» **Given instruction**:
Find each line containing the string "data". Copy it.

» **Supplied records**:
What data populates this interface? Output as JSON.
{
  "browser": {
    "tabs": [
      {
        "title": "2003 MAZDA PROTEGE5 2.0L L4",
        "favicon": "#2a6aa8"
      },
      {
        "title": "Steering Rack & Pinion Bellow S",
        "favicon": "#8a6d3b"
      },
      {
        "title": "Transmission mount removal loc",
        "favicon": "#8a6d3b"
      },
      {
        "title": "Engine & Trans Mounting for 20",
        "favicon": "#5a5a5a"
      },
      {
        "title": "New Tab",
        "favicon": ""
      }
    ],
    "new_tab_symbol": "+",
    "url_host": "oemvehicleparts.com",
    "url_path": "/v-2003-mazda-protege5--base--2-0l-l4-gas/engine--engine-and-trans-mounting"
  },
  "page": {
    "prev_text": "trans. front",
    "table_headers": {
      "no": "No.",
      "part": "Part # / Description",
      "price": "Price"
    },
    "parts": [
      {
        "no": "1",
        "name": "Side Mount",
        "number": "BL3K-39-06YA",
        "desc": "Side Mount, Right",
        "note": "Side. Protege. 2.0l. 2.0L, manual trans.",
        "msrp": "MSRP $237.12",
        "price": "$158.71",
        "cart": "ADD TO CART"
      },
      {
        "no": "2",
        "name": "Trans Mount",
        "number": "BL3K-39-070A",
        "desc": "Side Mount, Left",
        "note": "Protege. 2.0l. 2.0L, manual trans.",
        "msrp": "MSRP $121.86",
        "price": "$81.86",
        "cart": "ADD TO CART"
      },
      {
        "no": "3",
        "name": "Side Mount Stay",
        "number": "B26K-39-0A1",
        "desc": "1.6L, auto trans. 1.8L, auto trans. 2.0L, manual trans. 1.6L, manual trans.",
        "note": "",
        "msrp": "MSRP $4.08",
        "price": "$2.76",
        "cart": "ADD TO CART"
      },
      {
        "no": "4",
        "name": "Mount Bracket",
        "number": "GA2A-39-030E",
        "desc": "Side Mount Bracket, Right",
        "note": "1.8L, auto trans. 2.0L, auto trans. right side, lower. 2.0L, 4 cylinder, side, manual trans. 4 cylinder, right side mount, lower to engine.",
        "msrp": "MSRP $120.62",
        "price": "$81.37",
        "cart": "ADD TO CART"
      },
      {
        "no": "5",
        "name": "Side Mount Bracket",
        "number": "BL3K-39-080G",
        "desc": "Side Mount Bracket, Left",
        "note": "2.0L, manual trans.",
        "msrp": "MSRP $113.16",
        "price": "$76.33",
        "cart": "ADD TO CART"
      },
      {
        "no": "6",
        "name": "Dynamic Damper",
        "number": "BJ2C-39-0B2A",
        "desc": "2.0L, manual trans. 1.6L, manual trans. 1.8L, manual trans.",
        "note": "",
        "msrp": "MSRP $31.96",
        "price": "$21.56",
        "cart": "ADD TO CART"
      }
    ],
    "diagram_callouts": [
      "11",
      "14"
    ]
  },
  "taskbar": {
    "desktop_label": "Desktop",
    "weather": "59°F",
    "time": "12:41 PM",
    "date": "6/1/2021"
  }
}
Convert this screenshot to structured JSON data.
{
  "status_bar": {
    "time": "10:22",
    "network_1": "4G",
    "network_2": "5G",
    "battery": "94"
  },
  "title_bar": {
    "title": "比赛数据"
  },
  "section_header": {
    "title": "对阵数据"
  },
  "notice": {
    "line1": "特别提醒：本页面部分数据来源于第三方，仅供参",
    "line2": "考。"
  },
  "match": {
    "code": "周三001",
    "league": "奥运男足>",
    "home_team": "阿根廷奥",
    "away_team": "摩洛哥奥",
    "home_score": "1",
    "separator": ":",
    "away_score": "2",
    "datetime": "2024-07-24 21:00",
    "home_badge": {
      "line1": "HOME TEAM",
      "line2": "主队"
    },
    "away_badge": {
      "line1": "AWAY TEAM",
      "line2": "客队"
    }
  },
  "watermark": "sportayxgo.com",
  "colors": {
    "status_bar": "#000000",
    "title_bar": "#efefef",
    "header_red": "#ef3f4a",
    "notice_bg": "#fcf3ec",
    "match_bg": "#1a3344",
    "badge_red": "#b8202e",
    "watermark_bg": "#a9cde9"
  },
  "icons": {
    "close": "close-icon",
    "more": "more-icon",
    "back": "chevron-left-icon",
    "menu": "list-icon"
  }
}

» **Response**:
What data populates this interface? Output as JSON.
Convert this screenshot to structured JSON data.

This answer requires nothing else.